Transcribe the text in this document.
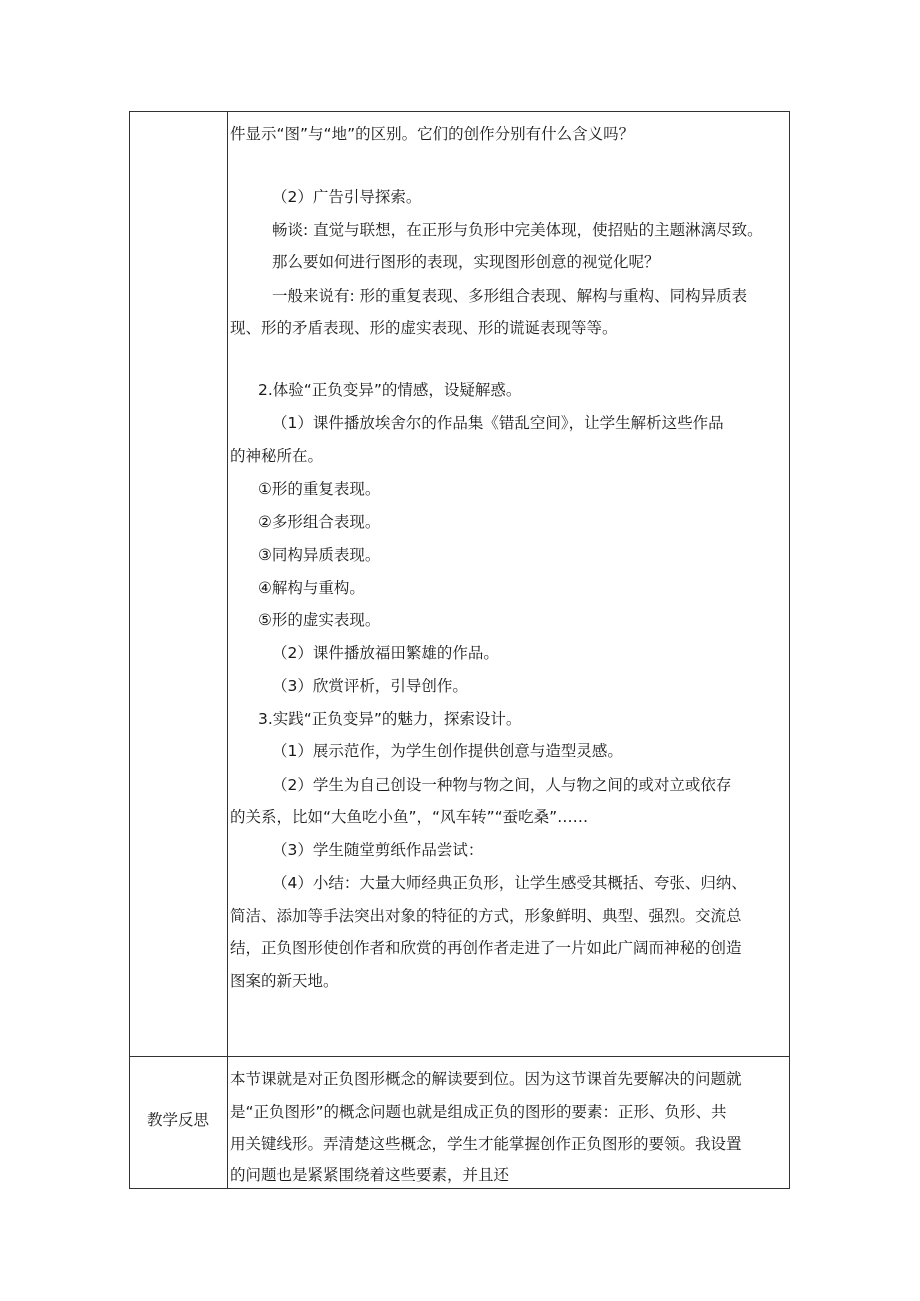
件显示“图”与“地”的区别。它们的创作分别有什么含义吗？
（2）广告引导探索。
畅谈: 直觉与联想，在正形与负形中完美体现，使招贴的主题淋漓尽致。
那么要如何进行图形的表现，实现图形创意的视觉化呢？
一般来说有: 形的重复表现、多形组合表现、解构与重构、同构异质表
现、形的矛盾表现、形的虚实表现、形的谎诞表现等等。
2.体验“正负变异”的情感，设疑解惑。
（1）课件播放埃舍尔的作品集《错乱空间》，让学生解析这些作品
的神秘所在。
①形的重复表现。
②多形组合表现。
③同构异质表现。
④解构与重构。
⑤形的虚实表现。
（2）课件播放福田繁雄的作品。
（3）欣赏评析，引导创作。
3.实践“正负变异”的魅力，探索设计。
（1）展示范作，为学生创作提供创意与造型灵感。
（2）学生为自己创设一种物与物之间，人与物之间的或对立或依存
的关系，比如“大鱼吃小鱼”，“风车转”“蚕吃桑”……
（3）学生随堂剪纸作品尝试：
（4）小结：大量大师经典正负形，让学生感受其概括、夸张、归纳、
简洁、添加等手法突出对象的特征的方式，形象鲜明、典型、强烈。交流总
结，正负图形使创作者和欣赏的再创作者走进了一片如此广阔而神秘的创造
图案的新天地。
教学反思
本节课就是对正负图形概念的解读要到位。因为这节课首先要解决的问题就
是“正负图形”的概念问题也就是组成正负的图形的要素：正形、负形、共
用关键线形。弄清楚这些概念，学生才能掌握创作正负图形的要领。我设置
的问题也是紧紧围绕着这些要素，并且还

==

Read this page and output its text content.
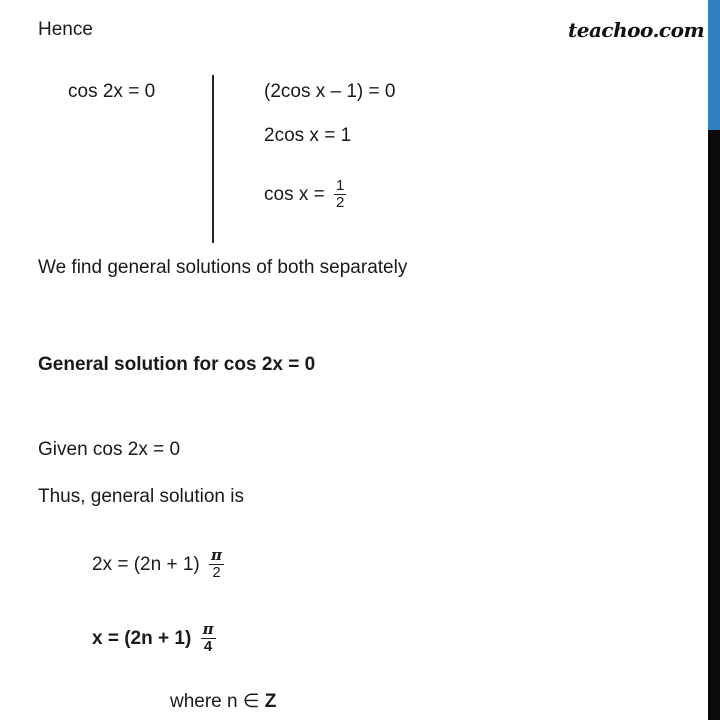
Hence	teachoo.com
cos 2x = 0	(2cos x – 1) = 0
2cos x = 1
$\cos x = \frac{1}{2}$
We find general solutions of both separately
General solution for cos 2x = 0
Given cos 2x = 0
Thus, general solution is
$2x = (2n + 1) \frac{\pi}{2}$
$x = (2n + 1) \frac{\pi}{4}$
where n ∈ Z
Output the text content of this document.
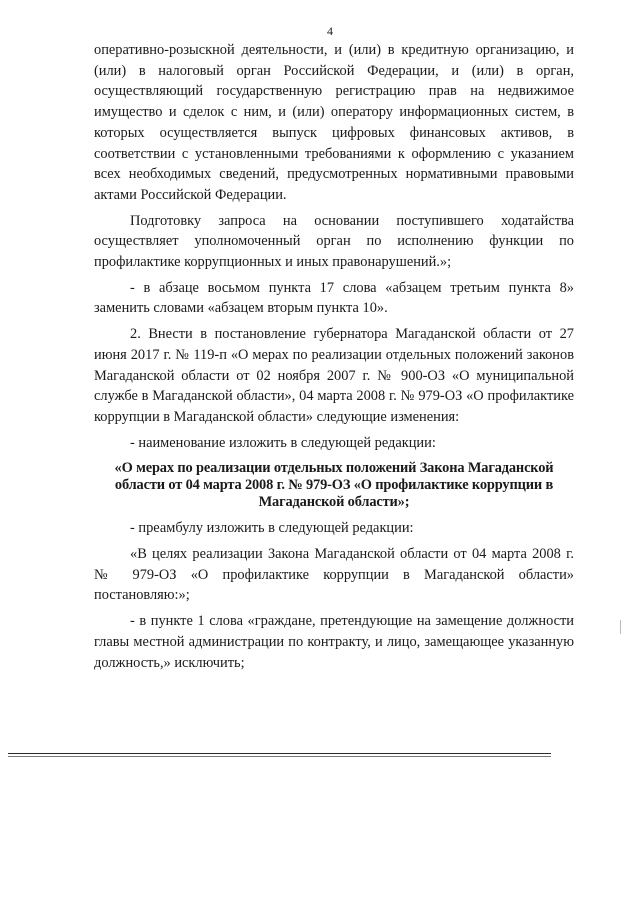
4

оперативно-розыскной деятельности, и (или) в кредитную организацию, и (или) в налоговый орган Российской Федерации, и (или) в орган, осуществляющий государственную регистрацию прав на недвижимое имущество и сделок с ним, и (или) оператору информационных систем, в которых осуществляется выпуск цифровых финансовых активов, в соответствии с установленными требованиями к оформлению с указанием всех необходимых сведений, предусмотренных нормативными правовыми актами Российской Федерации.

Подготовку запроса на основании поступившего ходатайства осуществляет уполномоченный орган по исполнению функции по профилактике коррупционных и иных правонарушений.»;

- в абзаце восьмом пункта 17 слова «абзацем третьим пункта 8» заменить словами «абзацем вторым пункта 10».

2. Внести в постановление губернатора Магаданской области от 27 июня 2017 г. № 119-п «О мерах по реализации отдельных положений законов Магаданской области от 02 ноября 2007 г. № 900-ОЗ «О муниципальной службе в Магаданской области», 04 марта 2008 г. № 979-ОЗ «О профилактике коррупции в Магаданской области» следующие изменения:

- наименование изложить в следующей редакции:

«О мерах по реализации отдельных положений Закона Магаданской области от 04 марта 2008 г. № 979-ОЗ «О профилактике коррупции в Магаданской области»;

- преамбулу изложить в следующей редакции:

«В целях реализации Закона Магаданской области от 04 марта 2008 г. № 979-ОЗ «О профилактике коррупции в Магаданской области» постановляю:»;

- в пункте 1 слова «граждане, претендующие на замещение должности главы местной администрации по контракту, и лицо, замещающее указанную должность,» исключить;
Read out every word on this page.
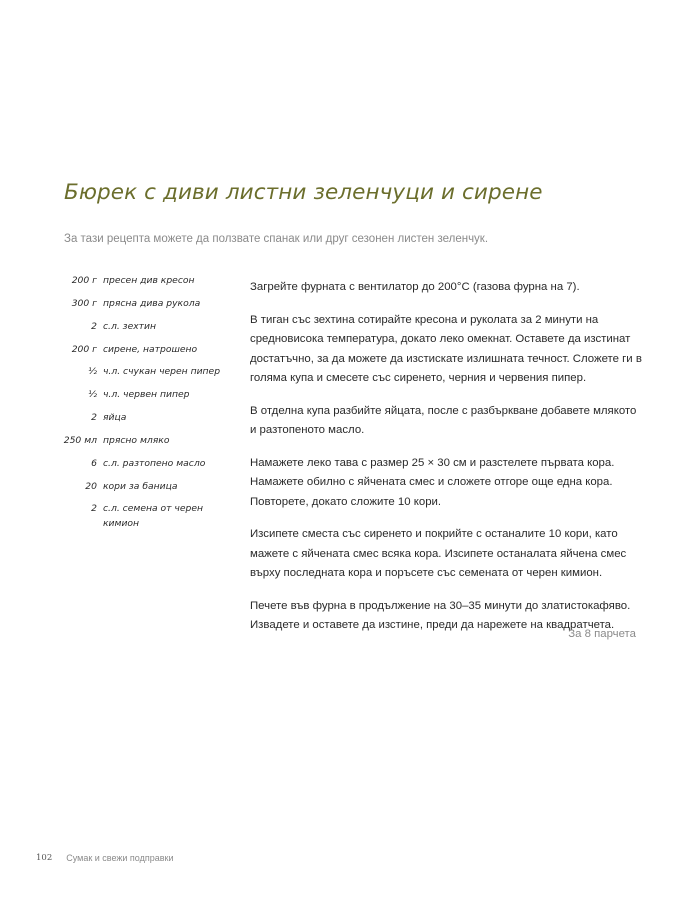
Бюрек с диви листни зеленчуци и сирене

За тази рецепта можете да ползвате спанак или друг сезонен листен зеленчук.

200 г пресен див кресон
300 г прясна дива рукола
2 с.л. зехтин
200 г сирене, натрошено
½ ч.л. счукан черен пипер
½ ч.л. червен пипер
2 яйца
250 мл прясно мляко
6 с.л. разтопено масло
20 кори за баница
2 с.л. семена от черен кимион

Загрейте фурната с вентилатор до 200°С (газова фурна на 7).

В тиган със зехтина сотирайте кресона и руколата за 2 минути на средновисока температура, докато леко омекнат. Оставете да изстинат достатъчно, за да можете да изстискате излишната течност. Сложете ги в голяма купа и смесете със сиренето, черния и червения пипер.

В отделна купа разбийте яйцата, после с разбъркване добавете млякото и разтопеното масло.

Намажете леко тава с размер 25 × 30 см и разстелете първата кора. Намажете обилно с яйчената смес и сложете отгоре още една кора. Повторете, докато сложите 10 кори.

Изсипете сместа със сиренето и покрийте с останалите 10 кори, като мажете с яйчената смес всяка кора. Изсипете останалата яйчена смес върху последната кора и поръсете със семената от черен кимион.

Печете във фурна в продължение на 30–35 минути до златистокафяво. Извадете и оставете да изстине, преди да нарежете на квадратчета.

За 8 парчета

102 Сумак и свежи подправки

> Your instructions
Count how many lines above carry the word "document". Only the number is required.

> Exercise result
2